>> Begin SUPPLIED MATERIAL

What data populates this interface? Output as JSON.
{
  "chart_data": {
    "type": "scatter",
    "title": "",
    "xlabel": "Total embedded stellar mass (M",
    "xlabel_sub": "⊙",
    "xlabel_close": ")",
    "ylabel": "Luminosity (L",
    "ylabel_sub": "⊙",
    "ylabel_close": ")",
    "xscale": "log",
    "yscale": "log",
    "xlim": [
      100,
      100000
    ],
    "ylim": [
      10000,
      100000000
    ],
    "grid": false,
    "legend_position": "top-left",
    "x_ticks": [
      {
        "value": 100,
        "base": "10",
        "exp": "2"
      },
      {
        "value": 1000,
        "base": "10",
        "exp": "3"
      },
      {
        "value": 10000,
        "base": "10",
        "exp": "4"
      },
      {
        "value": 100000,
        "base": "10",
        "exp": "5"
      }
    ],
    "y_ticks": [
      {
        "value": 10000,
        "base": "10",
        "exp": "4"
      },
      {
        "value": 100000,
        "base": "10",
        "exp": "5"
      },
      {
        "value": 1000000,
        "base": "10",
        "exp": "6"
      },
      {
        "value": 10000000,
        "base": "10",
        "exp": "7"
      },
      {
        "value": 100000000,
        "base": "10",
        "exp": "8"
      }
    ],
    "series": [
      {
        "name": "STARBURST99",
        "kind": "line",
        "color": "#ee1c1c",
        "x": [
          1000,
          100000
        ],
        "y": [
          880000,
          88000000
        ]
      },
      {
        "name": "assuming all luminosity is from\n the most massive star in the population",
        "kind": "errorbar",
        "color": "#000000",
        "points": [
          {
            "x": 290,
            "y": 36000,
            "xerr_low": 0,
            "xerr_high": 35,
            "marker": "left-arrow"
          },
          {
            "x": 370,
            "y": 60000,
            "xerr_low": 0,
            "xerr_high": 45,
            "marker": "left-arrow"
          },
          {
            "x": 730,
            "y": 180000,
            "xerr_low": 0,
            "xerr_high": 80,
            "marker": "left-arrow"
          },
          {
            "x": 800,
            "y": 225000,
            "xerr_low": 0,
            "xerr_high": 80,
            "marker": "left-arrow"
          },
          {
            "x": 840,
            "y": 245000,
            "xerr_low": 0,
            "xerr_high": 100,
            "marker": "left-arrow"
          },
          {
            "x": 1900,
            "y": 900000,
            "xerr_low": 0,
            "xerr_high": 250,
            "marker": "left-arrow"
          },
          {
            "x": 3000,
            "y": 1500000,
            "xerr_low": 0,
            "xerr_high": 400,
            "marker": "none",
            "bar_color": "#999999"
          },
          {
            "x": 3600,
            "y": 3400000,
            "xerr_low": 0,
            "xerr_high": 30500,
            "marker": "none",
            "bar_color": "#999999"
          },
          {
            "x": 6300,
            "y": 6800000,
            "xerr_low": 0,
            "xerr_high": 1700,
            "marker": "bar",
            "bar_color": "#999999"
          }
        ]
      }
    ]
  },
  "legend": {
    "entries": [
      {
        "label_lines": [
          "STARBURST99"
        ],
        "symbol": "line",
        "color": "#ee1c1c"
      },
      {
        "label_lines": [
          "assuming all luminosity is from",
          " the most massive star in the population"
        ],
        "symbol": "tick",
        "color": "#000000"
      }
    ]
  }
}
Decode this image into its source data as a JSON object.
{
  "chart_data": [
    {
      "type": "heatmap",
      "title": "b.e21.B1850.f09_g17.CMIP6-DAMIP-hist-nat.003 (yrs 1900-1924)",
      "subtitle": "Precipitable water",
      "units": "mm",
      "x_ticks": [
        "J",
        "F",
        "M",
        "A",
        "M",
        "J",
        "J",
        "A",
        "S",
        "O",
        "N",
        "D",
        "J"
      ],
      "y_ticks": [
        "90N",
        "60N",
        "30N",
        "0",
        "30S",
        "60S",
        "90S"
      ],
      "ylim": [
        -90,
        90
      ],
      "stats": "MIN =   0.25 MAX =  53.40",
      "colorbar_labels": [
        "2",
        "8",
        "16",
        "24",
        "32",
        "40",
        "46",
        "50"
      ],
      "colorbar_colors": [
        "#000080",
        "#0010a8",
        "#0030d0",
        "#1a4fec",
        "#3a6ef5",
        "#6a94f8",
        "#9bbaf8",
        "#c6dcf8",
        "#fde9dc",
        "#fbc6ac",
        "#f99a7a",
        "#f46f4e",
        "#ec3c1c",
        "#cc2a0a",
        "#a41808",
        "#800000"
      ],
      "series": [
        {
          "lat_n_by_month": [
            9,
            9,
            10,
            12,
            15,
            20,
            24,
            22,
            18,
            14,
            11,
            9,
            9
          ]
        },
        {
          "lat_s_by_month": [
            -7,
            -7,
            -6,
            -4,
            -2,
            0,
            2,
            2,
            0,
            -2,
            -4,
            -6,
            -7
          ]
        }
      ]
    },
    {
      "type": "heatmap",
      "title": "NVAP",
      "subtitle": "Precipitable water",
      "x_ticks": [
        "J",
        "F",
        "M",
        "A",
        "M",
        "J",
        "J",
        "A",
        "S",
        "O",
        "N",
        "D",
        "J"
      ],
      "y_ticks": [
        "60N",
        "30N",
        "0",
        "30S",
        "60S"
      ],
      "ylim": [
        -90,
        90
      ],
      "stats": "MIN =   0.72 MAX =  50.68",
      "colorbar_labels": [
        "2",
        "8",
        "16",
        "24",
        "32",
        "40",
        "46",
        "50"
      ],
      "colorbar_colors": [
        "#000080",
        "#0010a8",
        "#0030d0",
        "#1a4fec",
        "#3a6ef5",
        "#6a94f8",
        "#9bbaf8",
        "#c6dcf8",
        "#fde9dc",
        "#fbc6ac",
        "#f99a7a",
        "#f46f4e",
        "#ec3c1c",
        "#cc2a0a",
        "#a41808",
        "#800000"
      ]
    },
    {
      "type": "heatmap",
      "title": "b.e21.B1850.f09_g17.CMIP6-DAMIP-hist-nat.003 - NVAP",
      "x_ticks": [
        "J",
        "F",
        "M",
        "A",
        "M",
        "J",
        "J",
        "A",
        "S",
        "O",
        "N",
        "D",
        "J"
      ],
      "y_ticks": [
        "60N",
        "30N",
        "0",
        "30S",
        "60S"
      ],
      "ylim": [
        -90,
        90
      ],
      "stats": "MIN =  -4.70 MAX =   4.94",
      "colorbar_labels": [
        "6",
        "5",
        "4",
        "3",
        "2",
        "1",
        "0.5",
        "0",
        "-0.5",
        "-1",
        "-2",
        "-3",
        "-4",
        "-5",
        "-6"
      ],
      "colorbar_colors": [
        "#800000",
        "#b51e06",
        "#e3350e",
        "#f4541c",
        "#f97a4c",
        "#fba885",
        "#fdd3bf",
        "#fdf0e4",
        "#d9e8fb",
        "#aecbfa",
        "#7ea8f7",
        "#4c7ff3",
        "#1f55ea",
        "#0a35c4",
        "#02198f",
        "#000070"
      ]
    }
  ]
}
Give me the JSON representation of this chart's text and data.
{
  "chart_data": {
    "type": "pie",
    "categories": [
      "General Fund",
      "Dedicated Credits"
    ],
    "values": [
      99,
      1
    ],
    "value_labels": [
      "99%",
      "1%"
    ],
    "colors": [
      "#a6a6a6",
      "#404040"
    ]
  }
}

>> End SUPPLIED MATERIAL

Write down the full listing again, exactly.

**SOLUTION**
What data populates this interface? Output as JSON.
{
  "chart_data": {
    "type": "scatter",
    "title": "",
    "xlabel": "Total embedded stellar mass (M",
    "xlabel_sub": "⊙",
    "xlabel_close": ")",
    "ylabel": "Luminosity (L",
    "ylabel_sub": "⊙",
    "ylabel_close": ")",
    "xscale": "log",
    "yscale": "log",
    "xlim": [
      100,
      100000
    ],
    "ylim": [
      10000,
      100000000
    ],
    "grid": false,
    "legend_position": "top-left",
    "x_ticks": [
      {
        "value": 100,
        "base": "10",
        "exp": "2"
      },
      {
        "value": 1000,
        "base": "10",
        "exp": "3"
      },
      {
        "value": 10000,
        "base": "10",
        "exp": "4"
      },
      {
        "value": 100000,
        "base": "10",
        "exp": "5"
      }
    ],
    "y_ticks": [
      {
        "value": 10000,
        "base": "10",
        "exp": "4"
      },
      {
        "value": 100000,
        "base": "10",
        "exp": "5"
      },
      {
        "value": 1000000,
        "base": "10",
        "exp": "6"
      },
      {
        "value": 10000000,
        "base": "10",
        "exp": "7"
      },
      {
        "value": 100000000,
        "base": "10",
        "exp": "8"
      }
    ],
    "series": [
      {
        "name": "STARBURST99",
        "kind": "line",
        "color": "#ee1c1c",
        "x": [
          1000,
          100000
        ],
        "y": [
          880000,
          88000000
        ]
      },
      {
        "name": "assuming all luminosity is from\n the most massive star in the population",
        "kind": "errorbar",
        "color": "#000000",
        "points": [
          {
            "x": 290,
            "y": 36000,
            "xerr_low": 0,
            "xerr_high": 35,
            "marker": "left-arrow"
          },
          {
            "x": 370,
            "y": 60000,
            "xerr_low": 0,
            "xerr_high": 45,
            "marker": "left-arrow"
          },
          {
            "x": 730,
            "y": 180000,
            "xerr_low": 0,
            "xerr_high": 80,
            "marker": "left-arrow"
          },
          {
            "x": 800,
            "y": 225000,
            "xerr_low": 0,
            "xerr_high": 80,
            "marker": "left-arrow"
          },
          {
            "x": 840,
            "y": 245000,
            "xerr_low": 0,
            "xerr_high": 100,
            "marker": "left-arrow"
          },
          {
            "x": 1900,
            "y": 900000,
            "xerr_low": 0,
            "xerr_high": 250,
            "marker": "left-arrow"
          },
          {
            "x": 3000,
            "y": 1500000,
            "xerr_low": 0,
            "xerr_high": 400,
            "marker": "none",
            "bar_color": "#999999"
          },
          {
            "x": 3600,
            "y": 3400000,
            "xerr_low": 0,
            "xerr_high": 30500,
            "marker": "none",
            "bar_color": "#999999"
          },
          {
            "x": 6300,
            "y": 6800000,
            "xerr_low": 0,
            "xerr_high": 1700,
            "marker": "bar",
            "bar_color": "#999999"
          }
        ]
      }
    ]
  },
  "legend": {
    "entries": [
      {
        "label_lines": [
          "STARBURST99"
        ],
        "symbol": "line",
        "color": "#ee1c1c"
      },
      {
        "label_lines": [
          "assuming all luminosity is from",
          " the most massive star in the population"
        ],
        "symbol": "tick",
        "color": "#000000"
      }
    ]
  }
}
Decode this image into its source data as a JSON object.
{
  "chart_data": [
    {
      "type": "heatmap",
      "title": "b.e21.B1850.f09_g17.CMIP6-DAMIP-hist-nat.003 (yrs 1900-1924)",
      "subtitle": "Precipitable water",
      "units": "mm",
      "x_ticks": [
        "J",
        "F",
        "M",
        "A",
        "M",
        "J",
        "J",
        "A",
        "S",
        "O",
        "N",
        "D",
        "J"
      ],
      "y_ticks": [
        "90N",
        "60N",
        "30N",
        "0",
        "30S",
        "60S",
        "90S"
      ],
      "ylim": [
        -90,
        90
      ],
      "stats": "MIN =   0.25 MAX =  53.40",
      "colorbar_labels": [
        "2",
        "8",
        "16",
        "24",
        "32",
        "40",
        "46",
        "50"
      ],
      "colorbar_colors": [
        "#000080",
        "#0010a8",
        "#0030d0",
        "#1a4fec",
        "#3a6ef5",
        "#6a94f8",
        "#9bbaf8",
        "#c6dcf8",
        "#fde9dc",
        "#fbc6ac",
        "#f99a7a",
        "#f46f4e",
        "#ec3c1c",
        "#cc2a0a",
        "#a41808",
        "#800000"
      ],
      "series": [
        {
          "lat_n_by_month": [
            9,
            9,
            10,
            12,
            15,
            20,
            24,
            22,
            18,
            14,
            11,
            9,
            9
          ]
        },
        {
          "lat_s_by_month": [
            -7,
            -7,
            -6,
            -4,
            -2,
            0,
            2,
            2,
            0,
            -2,
            -4,
            -6,
            -7
          ]
        }
      ]
    },
    {
      "type": "heatmap",
      "title": "NVAP",
      "subtitle": "Precipitable water",
      "x_ticks": [
        "J",
        "F",
        "M",
        "A",
        "M",
        "J",
        "J",
        "A",
        "S",
        "O",
        "N",
        "D",
        "J"
      ],
      "y_ticks": [
        "60N",
        "30N",
        "0",
        "30S",
        "60S"
      ],
      "ylim": [
        -90,
        90
      ],
      "stats": "MIN =   0.72 MAX =  50.68",
      "colorbar_labels": [
        "2",
        "8",
        "16",
        "24",
        "32",
        "40",
        "46",
        "50"
      ],
      "colorbar_colors": [
        "#000080",
        "#0010a8",
        "#0030d0",
        "#1a4fec",
        "#3a6ef5",
        "#6a94f8",
        "#9bbaf8",
        "#c6dcf8",
        "#fde9dc",
        "#fbc6ac",
        "#f99a7a",
        "#f46f4e",
        "#ec3c1c",
        "#cc2a0a",
        "#a41808",
        "#800000"
      ]
    },
    {
      "type": "heatmap",
      "title": "b.e21.B1850.f09_g17.CMIP6-DAMIP-hist-nat.003 - NVAP",
      "x_ticks": [
        "J",
        "F",
        "M",
        "A",
        "M",
        "J",
        "J",
        "A",
        "S",
        "O",
        "N",
        "D",
        "J"
      ],
      "y_ticks": [
        "60N",
        "30N",
        "0",
        "30S",
        "60S"
      ],
      "ylim": [
        -90,
        90
      ],
      "stats": "MIN =  -4.70 MAX =   4.94",
      "colorbar_labels": [
        "6",
        "5",
        "4",
        "3",
        "2",
        "1",
        "0.5",
        "0",
        "-0.5",
        "-1",
        "-2",
        "-3",
        "-4",
        "-5",
        "-6"
      ],
      "colorbar_colors": [
        "#800000",
        "#b51e06",
        "#e3350e",
        "#f4541c",
        "#f97a4c",
        "#fba885",
        "#fdd3bf",
        "#fdf0e4",
        "#d9e8fb",
        "#aecbfa",
        "#7ea8f7",
        "#4c7ff3",
        "#1f55ea",
        "#0a35c4",
        "#02198f",
        "#000070"
      ]
    }
  ]
}
Give me the JSON representation of this chart's text and data.
{
  "chart_data": {
    "type": "pie",
    "categories": [
      "General Fund",
      "Dedicated Credits"
    ],
    "values": [
      99,
      1
    ],
    "value_labels": [
      "99%",
      "1%"
    ],
    "colors": [
      "#a6a6a6",
      "#404040"
    ]
  }
}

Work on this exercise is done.